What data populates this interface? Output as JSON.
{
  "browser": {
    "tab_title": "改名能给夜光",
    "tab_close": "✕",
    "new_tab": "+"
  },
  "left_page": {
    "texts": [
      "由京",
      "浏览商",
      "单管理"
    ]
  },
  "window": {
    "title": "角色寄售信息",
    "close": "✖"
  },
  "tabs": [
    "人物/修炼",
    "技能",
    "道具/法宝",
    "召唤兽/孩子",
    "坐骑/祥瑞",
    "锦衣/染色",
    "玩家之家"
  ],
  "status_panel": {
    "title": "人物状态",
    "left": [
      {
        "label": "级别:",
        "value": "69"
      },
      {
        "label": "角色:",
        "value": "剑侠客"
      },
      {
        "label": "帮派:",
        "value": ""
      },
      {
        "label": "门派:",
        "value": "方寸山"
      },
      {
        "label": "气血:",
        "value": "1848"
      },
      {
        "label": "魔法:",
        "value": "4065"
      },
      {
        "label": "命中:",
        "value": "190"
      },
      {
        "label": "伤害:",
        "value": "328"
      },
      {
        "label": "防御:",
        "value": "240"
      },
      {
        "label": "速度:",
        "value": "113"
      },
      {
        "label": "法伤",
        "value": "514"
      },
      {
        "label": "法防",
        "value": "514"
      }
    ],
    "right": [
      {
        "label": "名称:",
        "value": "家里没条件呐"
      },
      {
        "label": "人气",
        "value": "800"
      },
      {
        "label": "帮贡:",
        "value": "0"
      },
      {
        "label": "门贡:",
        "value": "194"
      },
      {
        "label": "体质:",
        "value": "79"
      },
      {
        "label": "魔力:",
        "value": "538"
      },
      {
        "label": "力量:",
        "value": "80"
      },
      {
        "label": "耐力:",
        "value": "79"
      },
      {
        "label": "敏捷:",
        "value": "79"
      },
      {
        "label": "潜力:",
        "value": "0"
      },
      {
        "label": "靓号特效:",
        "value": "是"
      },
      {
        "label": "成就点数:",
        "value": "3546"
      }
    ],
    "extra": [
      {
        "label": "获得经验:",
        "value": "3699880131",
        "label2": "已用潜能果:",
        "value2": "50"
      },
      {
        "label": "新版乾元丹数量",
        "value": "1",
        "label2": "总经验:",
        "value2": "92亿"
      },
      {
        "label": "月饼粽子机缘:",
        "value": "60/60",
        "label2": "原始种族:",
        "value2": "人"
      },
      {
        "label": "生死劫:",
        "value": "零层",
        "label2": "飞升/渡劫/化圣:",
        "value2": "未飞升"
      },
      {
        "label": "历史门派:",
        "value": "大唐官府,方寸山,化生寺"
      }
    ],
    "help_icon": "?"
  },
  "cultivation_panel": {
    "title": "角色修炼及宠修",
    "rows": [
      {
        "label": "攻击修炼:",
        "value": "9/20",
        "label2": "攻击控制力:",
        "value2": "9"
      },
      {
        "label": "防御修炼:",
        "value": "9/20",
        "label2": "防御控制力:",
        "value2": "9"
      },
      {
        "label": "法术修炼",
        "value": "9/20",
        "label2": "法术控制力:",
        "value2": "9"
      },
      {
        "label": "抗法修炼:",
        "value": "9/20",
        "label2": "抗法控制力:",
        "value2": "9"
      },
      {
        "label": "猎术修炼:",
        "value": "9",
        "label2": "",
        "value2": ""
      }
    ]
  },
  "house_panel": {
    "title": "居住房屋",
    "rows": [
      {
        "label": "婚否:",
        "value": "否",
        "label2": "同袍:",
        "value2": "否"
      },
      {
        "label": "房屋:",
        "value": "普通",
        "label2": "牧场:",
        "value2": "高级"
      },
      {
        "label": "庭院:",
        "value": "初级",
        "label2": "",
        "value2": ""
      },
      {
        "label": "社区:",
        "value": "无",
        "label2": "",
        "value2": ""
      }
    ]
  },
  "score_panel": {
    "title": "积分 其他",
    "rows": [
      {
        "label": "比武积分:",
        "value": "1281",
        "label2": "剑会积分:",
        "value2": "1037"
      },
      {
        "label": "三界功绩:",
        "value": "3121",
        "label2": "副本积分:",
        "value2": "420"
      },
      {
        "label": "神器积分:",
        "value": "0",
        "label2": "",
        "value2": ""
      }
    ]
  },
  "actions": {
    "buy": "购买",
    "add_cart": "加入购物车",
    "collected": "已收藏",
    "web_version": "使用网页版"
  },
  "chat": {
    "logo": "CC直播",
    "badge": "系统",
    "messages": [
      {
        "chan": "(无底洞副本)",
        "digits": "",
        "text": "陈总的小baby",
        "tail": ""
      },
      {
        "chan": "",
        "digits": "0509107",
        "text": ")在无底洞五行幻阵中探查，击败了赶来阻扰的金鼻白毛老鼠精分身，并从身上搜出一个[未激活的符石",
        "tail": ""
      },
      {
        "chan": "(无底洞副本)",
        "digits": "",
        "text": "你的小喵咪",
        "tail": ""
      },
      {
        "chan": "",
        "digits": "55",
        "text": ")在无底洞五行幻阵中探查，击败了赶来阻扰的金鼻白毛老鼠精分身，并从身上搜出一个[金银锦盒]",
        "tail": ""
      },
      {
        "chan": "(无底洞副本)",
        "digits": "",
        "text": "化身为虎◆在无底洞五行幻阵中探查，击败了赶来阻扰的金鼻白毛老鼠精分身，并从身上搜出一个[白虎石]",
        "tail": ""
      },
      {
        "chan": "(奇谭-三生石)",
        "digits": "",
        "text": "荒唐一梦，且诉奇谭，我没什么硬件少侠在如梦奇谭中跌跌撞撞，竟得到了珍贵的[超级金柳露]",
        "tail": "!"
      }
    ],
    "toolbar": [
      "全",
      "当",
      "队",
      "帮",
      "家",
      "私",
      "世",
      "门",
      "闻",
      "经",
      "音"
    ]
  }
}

================================

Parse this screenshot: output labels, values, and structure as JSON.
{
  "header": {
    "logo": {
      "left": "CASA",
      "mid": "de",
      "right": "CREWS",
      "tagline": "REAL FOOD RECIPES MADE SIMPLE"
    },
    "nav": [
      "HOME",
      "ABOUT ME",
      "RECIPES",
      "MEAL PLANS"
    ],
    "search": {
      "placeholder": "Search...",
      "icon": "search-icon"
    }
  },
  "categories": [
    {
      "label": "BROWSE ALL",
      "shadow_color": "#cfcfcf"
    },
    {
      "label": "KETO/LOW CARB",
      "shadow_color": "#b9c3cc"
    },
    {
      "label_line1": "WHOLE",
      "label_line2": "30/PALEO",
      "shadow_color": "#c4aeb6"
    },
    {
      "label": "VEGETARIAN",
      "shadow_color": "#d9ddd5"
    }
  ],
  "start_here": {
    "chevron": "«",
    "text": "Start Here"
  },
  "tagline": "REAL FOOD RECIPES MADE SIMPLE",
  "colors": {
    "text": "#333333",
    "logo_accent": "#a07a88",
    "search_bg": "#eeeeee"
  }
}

================================

== Task requirements ==
Pull every line containing the word "JSON" out of the material and copy it.

== Solution to this task ==
What data populates this interface? Output as JSON.
Parse this screenshot: output labels, values, and structure as JSON.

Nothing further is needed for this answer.